Dataset extract
-- Start --

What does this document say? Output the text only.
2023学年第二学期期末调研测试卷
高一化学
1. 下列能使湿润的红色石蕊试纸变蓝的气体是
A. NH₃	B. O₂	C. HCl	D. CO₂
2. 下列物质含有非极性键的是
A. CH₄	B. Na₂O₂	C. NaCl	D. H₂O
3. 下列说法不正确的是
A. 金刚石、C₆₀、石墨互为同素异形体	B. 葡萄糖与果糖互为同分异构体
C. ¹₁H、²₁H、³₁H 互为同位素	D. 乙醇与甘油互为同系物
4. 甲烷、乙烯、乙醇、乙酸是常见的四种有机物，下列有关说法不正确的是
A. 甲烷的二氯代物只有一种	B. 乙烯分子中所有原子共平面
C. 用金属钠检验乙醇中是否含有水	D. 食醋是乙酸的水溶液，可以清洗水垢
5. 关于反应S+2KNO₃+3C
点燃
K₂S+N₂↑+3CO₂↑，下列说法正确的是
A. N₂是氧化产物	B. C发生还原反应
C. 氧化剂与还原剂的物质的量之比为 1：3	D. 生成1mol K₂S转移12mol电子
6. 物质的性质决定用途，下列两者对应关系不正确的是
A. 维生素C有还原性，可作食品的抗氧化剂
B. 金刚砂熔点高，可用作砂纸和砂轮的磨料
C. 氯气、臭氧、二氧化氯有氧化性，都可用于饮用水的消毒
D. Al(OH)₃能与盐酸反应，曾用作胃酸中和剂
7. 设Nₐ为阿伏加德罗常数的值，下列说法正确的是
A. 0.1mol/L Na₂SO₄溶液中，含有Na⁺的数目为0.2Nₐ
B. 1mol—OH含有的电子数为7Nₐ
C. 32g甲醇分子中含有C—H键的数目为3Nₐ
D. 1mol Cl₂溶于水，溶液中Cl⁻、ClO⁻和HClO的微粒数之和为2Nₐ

-- End --

Your instructions
Transcribe all the entries, keeping each one exactly as it is.

Written reply
What does this document say? Output the text only.
2023学年第二学期期末调研测试卷
高一化学
1. 下列能使湿润的红色石蕊试纸变蓝的气体是
A. NH₃	B. O₂	C. HCl	D. CO₂
2. 下列物质含有非极性键的是
A. CH₄	B. Na₂O₂	C. NaCl	D. H₂O
3. 下列说法不正确的是
A. 金刚石、C₆₀、石墨互为同素异形体	B. 葡萄糖与果糖互为同分异构体
C. ¹₁H、²₁H、³₁H 互为同位素	D. 乙醇与甘油互为同系物
4. 甲烷、乙烯、乙醇、乙酸是常见的四种有机物，下列有关说法不正确的是
A. 甲烷的二氯代物只有一种	B. 乙烯分子中所有原子共平面
C. 用金属钠检验乙醇中是否含有水	D. 食醋是乙酸的水溶液，可以清洗水垢
5. 关于反应S+2KNO₃+3C
点燃
K₂S+N₂↑+3CO₂↑，下列说法正确的是
A. N₂是氧化产物	B. C发生还原反应
C. 氧化剂与还原剂的物质的量之比为 1：3	D. 生成1mol K₂S转移12mol电子
6. 物质的性质决定用途，下列两者对应关系不正确的是
A. 维生素C有还原性，可作食品的抗氧化剂
B. 金刚砂熔点高，可用作砂纸和砂轮的磨料
C. 氯气、臭氧、二氧化氯有氧化性，都可用于饮用水的消毒
D. Al(OH)₃能与盐酸反应，曾用作胃酸中和剂
7. 设Nₐ为阿伏加德罗常数的值，下列说法正确的是
A. 0.1mol/L Na₂SO₄溶液中，含有Na⁺的数目为0.2Nₐ
B. 1mol—OH含有的电子数为7Nₐ
C. 32g甲醇分子中含有C—H键的数目为3Nₐ
D. 1mol Cl₂溶于水，溶液中Cl⁻、ClO⁻和HClO的微粒数之和为2Nₐ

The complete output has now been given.